Exercise objective:
Find each line with the word "Trennschalter" and state how many there are, nothing more.

Source material:
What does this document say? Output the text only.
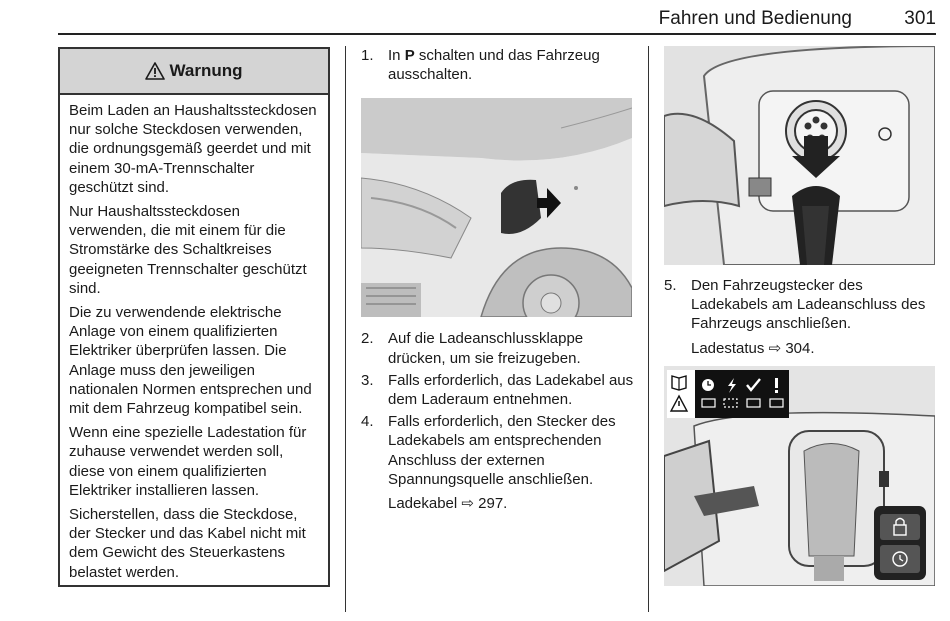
Fahren und Bedienung	301
Warnung

Beim Laden an Haushaltssteckdosen nur solche Steckdosen verwenden, die ordnungsgemäß geerdet und mit einem 30-mA-Trennschalter geschützt sind.

Nur Haushaltssteckdosen verwenden, die mit einem für die Stromstärke des Schaltkreises geeigneten Trennschalter geschützt sind.

Die zu verwendende elektrische Anlage von einem qualifizierten Elektriker überprüfen lassen. Die Anlage muss den jeweiligen nationalen Normen entsprechen und mit dem Fahrzeug kompatibel sein.

Wenn eine spezielle Ladestation für zuhause verwendet werden soll, diese von einem qualifizierten Elektriker installieren lassen.

Sicherstellen, dass die Steckdose, der Stecker und das Kabel nicht mit dem Gewicht des Steuerkastens belastet werden.

1. In P schalten und das Fahrzeug ausschalten.
2. Auf die Ladeanschlussklappe drücken, um sie freizugeben.
3. Falls erforderlich, das Ladekabel aus dem Laderaum entnehmen.
4. Falls erforderlich, den Stecker des Ladekabels am entsprechenden Anschluss der externen Spannungsquelle anschließen.
Ladekabel ⇨ 297.
5. Den Fahrzeugstecker des Ladekabels am Ladeanschluss des Fahrzeugs anschließen.
Ladestatus ⇨ 304.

Exercise output:
2